%%

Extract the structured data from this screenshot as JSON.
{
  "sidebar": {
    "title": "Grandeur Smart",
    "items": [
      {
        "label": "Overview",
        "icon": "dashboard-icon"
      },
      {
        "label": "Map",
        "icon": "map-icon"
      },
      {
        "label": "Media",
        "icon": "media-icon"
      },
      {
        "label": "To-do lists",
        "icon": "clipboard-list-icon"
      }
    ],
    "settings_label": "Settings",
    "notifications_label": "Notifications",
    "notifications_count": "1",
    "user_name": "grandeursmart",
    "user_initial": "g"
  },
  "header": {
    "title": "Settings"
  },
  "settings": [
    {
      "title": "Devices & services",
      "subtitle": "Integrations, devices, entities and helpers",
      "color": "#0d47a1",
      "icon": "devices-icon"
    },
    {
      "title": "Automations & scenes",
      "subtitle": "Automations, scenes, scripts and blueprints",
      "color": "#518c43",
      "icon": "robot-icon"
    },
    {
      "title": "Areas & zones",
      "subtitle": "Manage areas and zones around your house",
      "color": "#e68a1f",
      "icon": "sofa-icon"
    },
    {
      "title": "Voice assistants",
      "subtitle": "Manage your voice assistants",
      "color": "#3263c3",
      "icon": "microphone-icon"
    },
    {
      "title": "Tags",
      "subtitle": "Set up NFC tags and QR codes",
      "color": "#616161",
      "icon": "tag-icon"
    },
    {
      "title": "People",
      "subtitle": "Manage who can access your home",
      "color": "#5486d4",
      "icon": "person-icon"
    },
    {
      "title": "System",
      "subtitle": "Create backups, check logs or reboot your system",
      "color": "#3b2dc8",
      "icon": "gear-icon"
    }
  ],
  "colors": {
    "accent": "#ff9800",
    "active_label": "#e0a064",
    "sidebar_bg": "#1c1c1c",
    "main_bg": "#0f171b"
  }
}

%%

*Exercise*:
Extract all of the data shown above and repeat it verbatim.

*Answer*:
Extract the structured data from this screenshot as JSON.
{
  "sidebar": {
    "title": "Grandeur Smart",
    "items": [
      {
        "label": "Overview",
        "icon": "dashboard-icon"
      },
      {
        "label": "Map",
        "icon": "map-icon"
      },
      {
        "label": "Media",
        "icon": "media-icon"
      },
      {
        "label": "To-do lists",
        "icon": "clipboard-list-icon"
      }
    ],
    "settings_label": "Settings",
    "notifications_label": "Notifications",
    "notifications_count": "1",
    "user_name": "grandeursmart",
    "user_initial": "g"
  },
  "header": {
    "title": "Settings"
  },
  "settings": [
    {
      "title": "Devices & services",
      "subtitle": "Integrations, devices, entities and helpers",
      "color": "#0d47a1",
      "icon": "devices-icon"
    },
    {
      "title": "Automations & scenes",
      "subtitle": "Automations, scenes, scripts and blueprints",
      "color": "#518c43",
      "icon": "robot-icon"
    },
    {
      "title": "Areas & zones",
      "subtitle": "Manage areas and zones around your house",
      "color": "#e68a1f",
      "icon": "sofa-icon"
    },
    {
      "title": "Voice assistants",
      "subtitle": "Manage your voice assistants",
      "color": "#3263c3",
      "icon": "microphone-icon"
    },
    {
      "title": "Tags",
      "subtitle": "Set up NFC tags and QR codes",
      "color": "#616161",
      "icon": "tag-icon"
    },
    {
      "title": "People",
      "subtitle": "Manage who can access your home",
      "color": "#5486d4",
      "icon": "person-icon"
    },
    {
      "title": "System",
      "subtitle": "Create backups, check logs or reboot your system",
      "color": "#3b2dc8",
      "icon": "gear-icon"
    }
  ],
  "colors": {
    "accent": "#ff9800",
    "active_label": "#e0a064",
    "sidebar_bg": "#1c1c1c",
    "main_bg": "#0f171b"
  }
}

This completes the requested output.